Collection entries:
______

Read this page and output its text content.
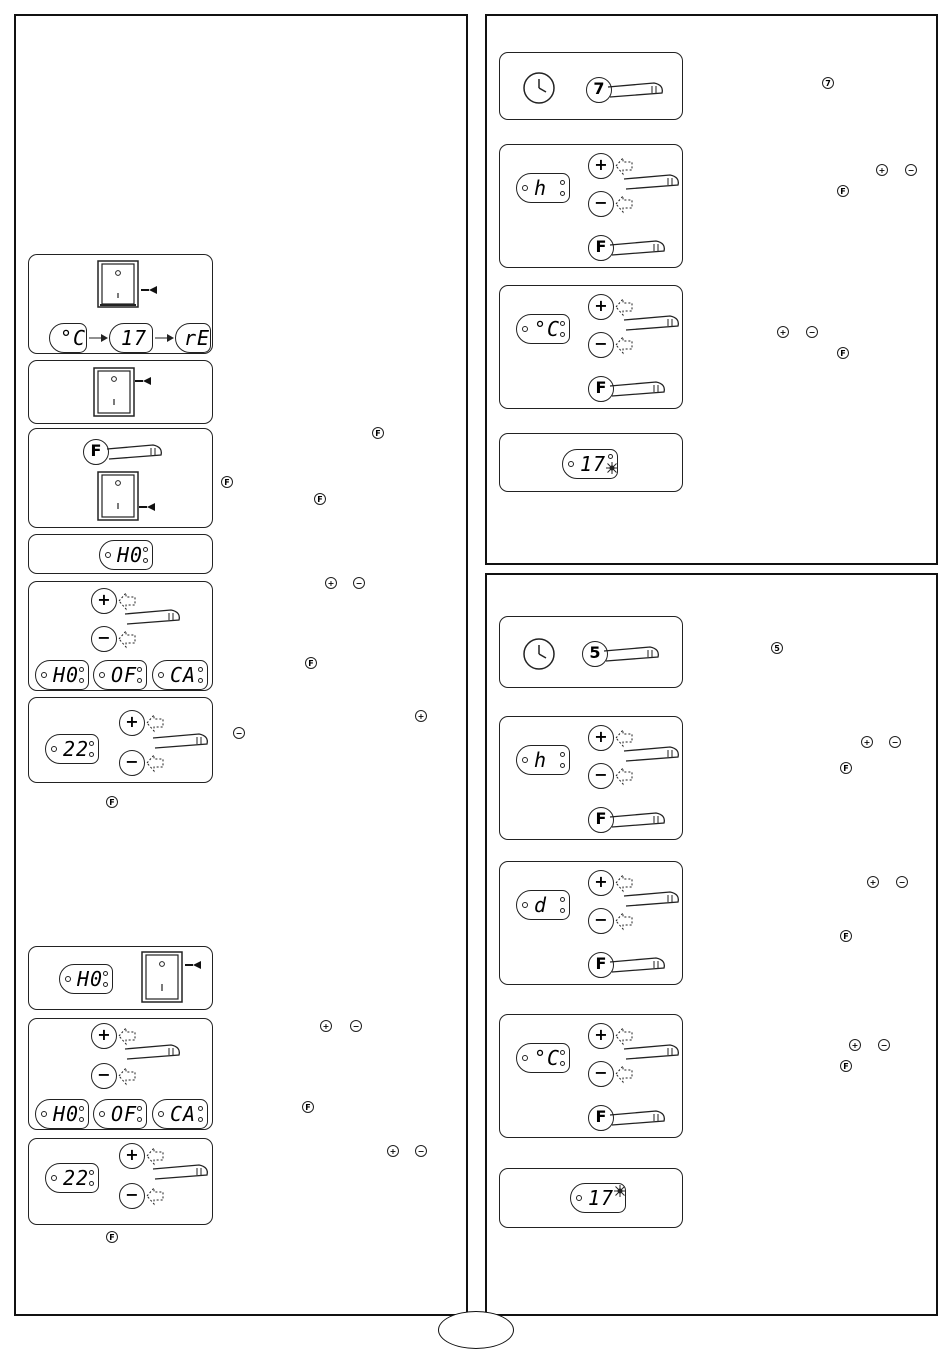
°C 17 rE
F
H0
+
−
H0 OF CA
22
+
−
H0
+
−
H0 OF CA
22
+
−
F
F
F
+	−
F
+
−
F
+	−
F
+	−
F
7
h
+
−
F
°C
+
−
F
17
7
+	−
F
+	−
F
5
h
+
−
F
d
+
−
F
°C
+
−
F
17
5
+	−
F
+	−
F
+	−
F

______

## [What the task requires]
Your copy should hold every record word for word and none of the pictures.

## [Output below]
Read this page and output its text content.
°C 17 rE
F
H0
+
−
H0 OF CA
22
+
−
H0
+
−
H0 OF CA
22
+
−
F
F
F
+	−
F
+
−
F
+	−
F
+	−
F
7
h
+
−
F
°C
+
−
F
17
7
+	−
F
+	−
F
5
h
+
−
F
d
+
−
F
°C
+
−
F
17
5
+	−
F
+	−
F
+	−
F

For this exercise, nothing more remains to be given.